■ EXERCISE DIRECTIONS
Set the listing down again exactly, please, apart from its pictures.

— start of MATERIAL FOR THIS EXERCISE —

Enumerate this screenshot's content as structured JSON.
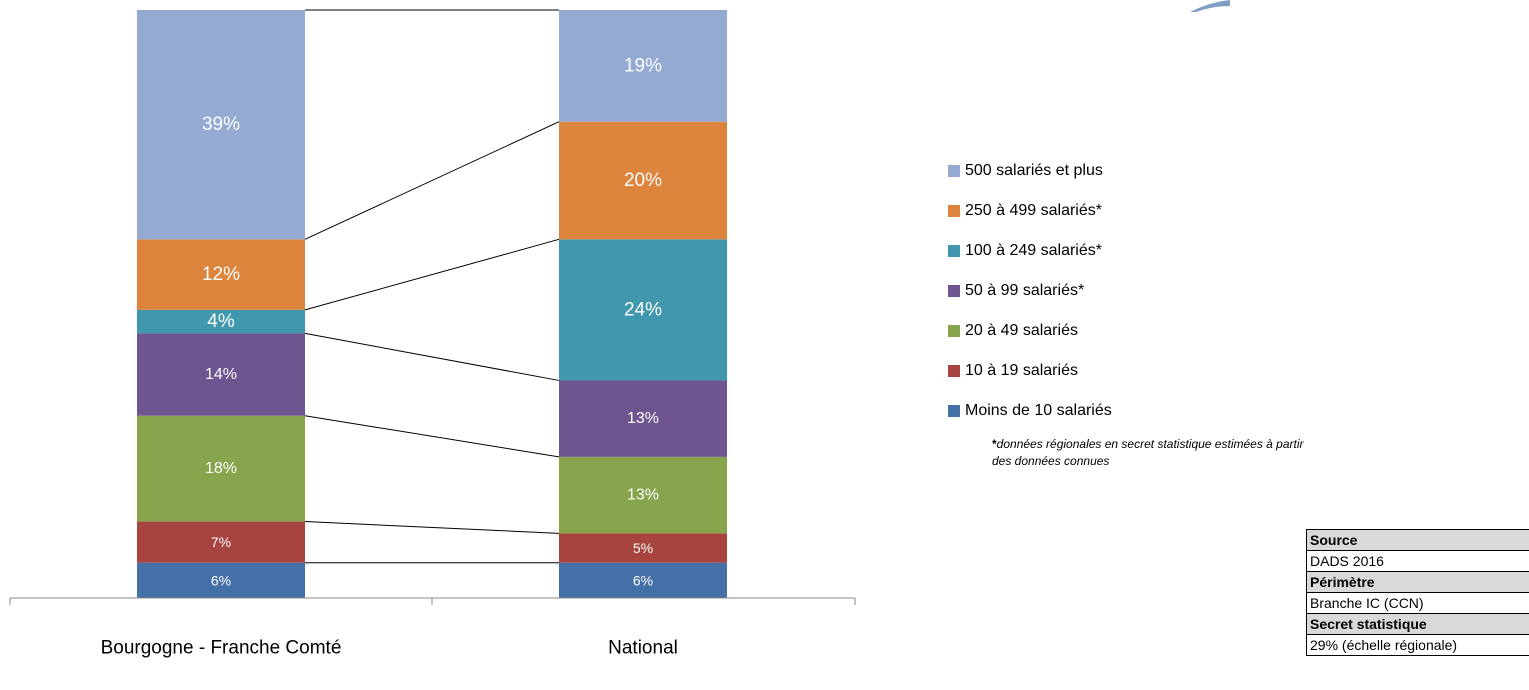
{
  "chart_data": {
    "type": "bar",
    "stacked": true,
    "normalized": true,
    "categories": [
      "Bourgogne - Franche Comté",
      "National"
    ],
    "series": [
      {
        "name": "Moins de 10 salariés",
        "values": [
          6,
          6
        ],
        "labels": [
          "6%",
          "6%"
        ],
        "color": "#4470a8"
      },
      {
        "name": "10 à 19 salariés",
        "values": [
          7,
          5
        ],
        "labels": [
          "7%",
          "5%"
        ],
        "color": "#a8443f"
      },
      {
        "name": "20 à 49 salariés",
        "values": [
          18,
          13
        ],
        "labels": [
          "18%",
          "13%"
        ],
        "color": "#88a44c"
      },
      {
        "name": "50 à 99 salariés*",
        "values": [
          14,
          13
        ],
        "labels": [
          "14%",
          "13%"
        ],
        "color": "#6e5590"
      },
      {
        "name": "100 à 249 salariés*",
        "values": [
          4,
          24
        ],
        "labels": [
          "4%",
          "24%"
        ],
        "color": "#4097ae"
      },
      {
        "name": "250 à 499 salariés*",
        "values": [
          12,
          20
        ],
        "labels": [
          "12%",
          "20%"
        ],
        "color": "#dd843d"
      },
      {
        "name": "500 salariés et plus",
        "values": [
          39,
          19
        ],
        "labels": [
          "39%",
          "19%"
        ],
        "color": "#95aad3"
      }
    ],
    "ylim": [
      0,
      100
    ],
    "legend_position": "right",
    "series_lines": true,
    "grid": false
  },
  "legend_order": [
    "500 salariés et plus",
    "250 à 499 salariés*",
    "100 à 249 salariés*",
    "50 à 99 salariés*",
    "20 à 49 salariés",
    "10 à 19 salariés",
    "Moins de 10 salariés"
  ],
  "footnote": {
    "star": "*",
    "line1": "données régionales en secret statistique estimées à partir",
    "line2": "des données connues"
  },
  "meta_table": {
    "source_label": "Source",
    "source_value": "DADS 2016",
    "perimetre_label": "Périmètre",
    "perimetre_value": "Branche IC (CCN)",
    "secret_label": "Secret statistique",
    "secret_value": "29% (échelle régionale)"
  },
  "colors": {
    "corner_accent": "#7f9fc4"
  }
}
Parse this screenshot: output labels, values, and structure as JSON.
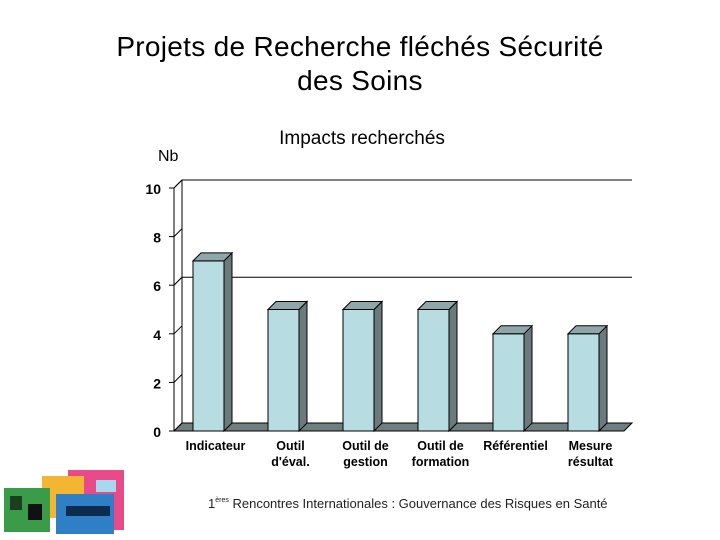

— end of MATERIAL FOR THIS EXERCISE —

■ PROBLEM SOLUTION
Enumerate this screenshot's content as structured JSON.
{
  "chart_data": {
    "type": "bar",
    "stacked": true,
    "normalized": true,
    "categories": [
      "Bourgogne - Franche Comté",
      "National"
    ],
    "series": [
      {
        "name": "Moins de 10 salariés",
        "values": [
          6,
          6
        ],
        "labels": [
          "6%",
          "6%"
        ],
        "color": "#4470a8"
      },
      {
        "name": "10 à 19 salariés",
        "values": [
          7,
          5
        ],
        "labels": [
          "7%",
          "5%"
        ],
        "color": "#a8443f"
      },
      {
        "name": "20 à 49 salariés",
        "values": [
          18,
          13
        ],
        "labels": [
          "18%",
          "13%"
        ],
        "color": "#88a44c"
      },
      {
        "name": "50 à 99 salariés*",
        "values": [
          14,
          13
        ],
        "labels": [
          "14%",
          "13%"
        ],
        "color": "#6e5590"
      },
      {
        "name": "100 à 249 salariés*",
        "values": [
          4,
          24
        ],
        "labels": [
          "4%",
          "24%"
        ],
        "color": "#4097ae"
      },
      {
        "name": "250 à 499 salariés*",
        "values": [
          12,
          20
        ],
        "labels": [
          "12%",
          "20%"
        ],
        "color": "#dd843d"
      },
      {
        "name": "500 salariés et plus",
        "values": [
          39,
          19
        ],
        "labels": [
          "39%",
          "19%"
        ],
        "color": "#95aad3"
      }
    ],
    "ylim": [
      0,
      100
    ],
    "legend_position": "right",
    "series_lines": true,
    "grid": false
  },
  "legend_order": [
    "500 salariés et plus",
    "250 à 499 salariés*",
    "100 à 249 salariés*",
    "50 à 99 salariés*",
    "20 à 49 salariés",
    "10 à 19 salariés",
    "Moins de 10 salariés"
  ],
  "footnote": {
    "star": "*",
    "line1": "données régionales en secret statistique estimées à partir",
    "line2": "des données connues"
  },
  "meta_table": {
    "source_label": "Source",
    "source_value": "DADS 2016",
    "perimetre_label": "Périmètre",
    "perimetre_value": "Branche IC (CCN)",
    "secret_label": "Secret statistique",
    "secret_value": "29% (échelle régionale)"
  },
  "colors": {
    "corner_accent": "#7f9fc4"
  }
}
Parse this screenshot: output labels, values, and structure as JSON.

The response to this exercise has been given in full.